§ DIRECTIVE: Filter the entries that follow, copying every line in which the word "ассигнований" appears.

-- start of INPUT RECORDS --

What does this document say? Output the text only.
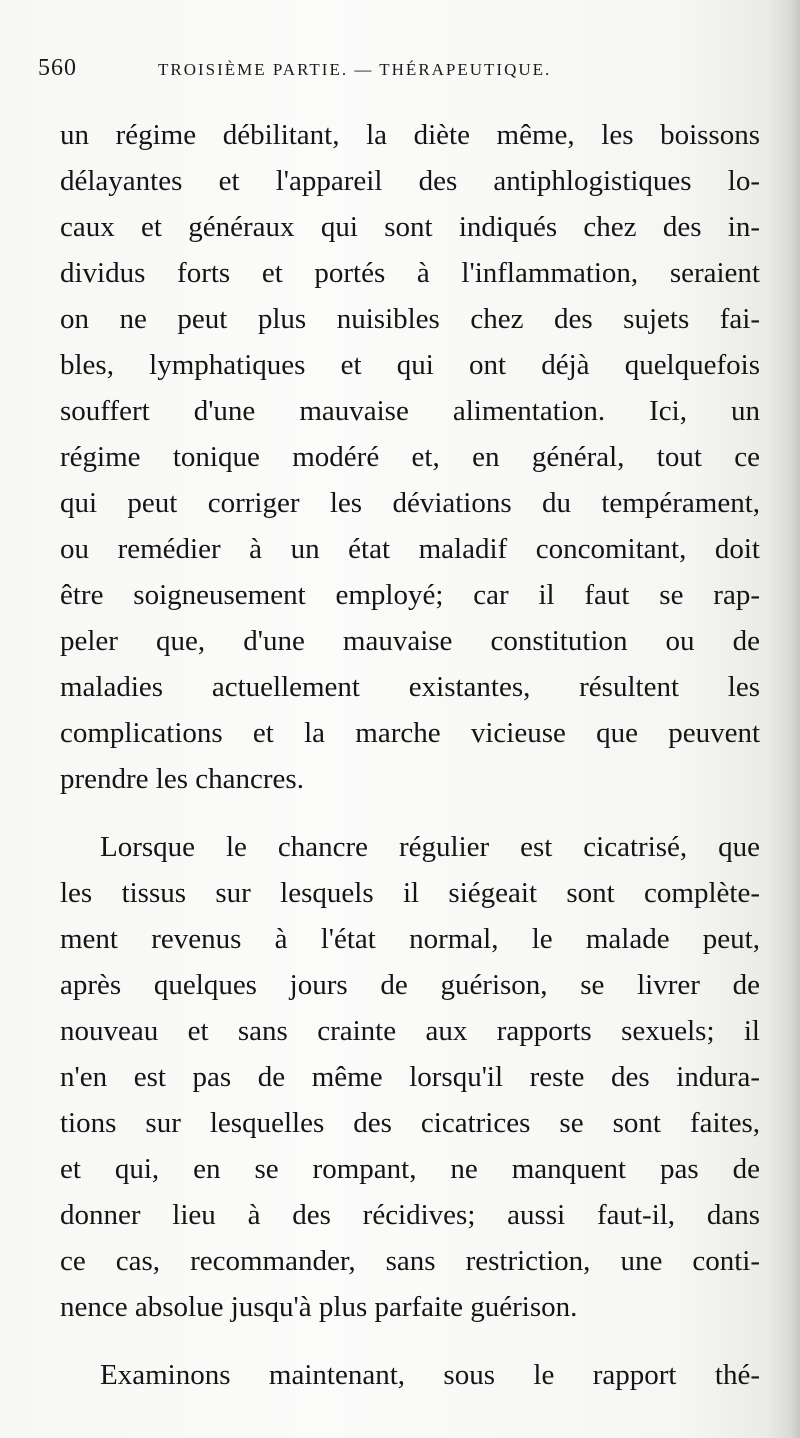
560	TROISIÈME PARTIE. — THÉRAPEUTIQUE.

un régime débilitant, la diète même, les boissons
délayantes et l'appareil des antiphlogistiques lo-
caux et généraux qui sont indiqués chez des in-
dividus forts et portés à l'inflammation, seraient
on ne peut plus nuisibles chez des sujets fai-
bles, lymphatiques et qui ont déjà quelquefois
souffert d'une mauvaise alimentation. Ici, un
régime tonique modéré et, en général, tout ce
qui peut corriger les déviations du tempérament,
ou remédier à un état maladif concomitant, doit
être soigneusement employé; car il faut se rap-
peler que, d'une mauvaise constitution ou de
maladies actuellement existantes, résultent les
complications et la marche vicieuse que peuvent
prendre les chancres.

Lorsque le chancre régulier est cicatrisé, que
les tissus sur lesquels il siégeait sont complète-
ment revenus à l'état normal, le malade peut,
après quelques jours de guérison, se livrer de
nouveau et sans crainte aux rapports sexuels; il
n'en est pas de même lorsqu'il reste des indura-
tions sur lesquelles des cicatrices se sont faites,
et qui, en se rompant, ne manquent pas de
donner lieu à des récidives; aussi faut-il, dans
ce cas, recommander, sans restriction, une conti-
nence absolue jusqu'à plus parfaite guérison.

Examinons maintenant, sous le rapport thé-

-- end of INPUT RECORDS --
-- start of INPUT RECORDS --

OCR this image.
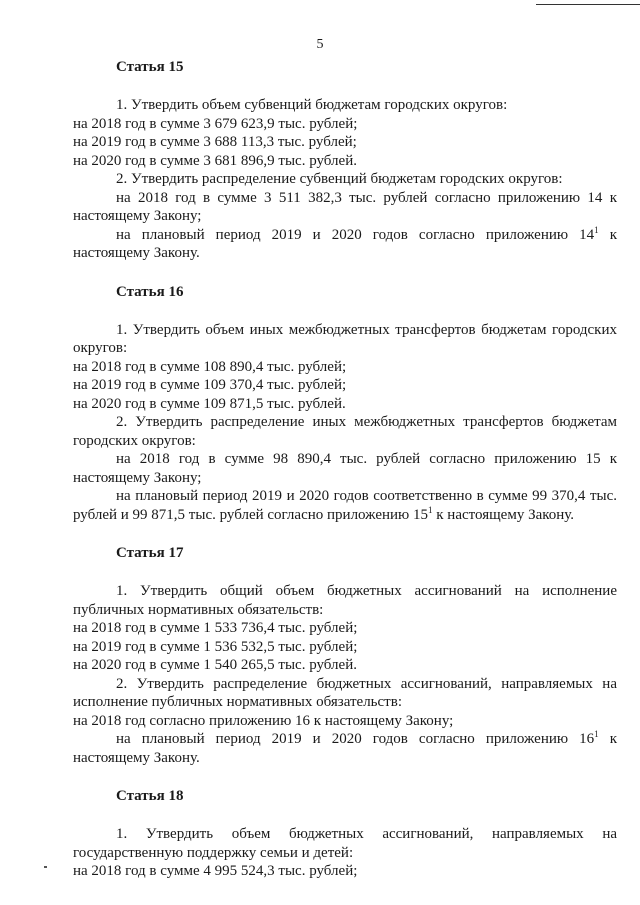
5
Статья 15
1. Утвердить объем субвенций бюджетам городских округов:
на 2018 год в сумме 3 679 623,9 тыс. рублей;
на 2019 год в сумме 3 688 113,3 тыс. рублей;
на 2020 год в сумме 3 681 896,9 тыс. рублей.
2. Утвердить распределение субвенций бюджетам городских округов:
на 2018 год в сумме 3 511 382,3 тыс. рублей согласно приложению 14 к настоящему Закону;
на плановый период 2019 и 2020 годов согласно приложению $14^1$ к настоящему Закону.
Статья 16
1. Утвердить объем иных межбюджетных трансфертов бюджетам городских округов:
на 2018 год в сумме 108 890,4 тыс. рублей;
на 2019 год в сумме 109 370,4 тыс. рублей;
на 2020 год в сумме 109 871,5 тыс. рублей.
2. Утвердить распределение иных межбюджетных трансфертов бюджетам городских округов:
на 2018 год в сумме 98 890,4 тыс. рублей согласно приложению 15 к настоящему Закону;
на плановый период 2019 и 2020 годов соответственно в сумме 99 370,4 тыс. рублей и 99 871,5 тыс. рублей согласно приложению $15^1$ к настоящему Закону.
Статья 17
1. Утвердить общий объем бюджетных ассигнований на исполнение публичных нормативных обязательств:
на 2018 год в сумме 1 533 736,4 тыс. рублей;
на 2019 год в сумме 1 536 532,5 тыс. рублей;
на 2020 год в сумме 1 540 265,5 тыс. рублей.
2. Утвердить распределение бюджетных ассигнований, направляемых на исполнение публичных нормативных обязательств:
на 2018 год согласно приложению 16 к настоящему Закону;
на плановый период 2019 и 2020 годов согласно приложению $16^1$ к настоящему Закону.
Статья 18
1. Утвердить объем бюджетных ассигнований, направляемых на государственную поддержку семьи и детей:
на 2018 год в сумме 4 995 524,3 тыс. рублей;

-- end of INPUT RECORDS --

§ THE SOLUTION:
1. Утвердить общий объем бюджетных ассигнований на исполнение публичных нормативных обязательств:
2. Утвердить распределение бюджетных ассигнований, направляемых на исполнение публичных нормативных обязательств:
1. Утвердить объем бюджетных ассигнований, направляемых на государственную поддержку семьи и детей:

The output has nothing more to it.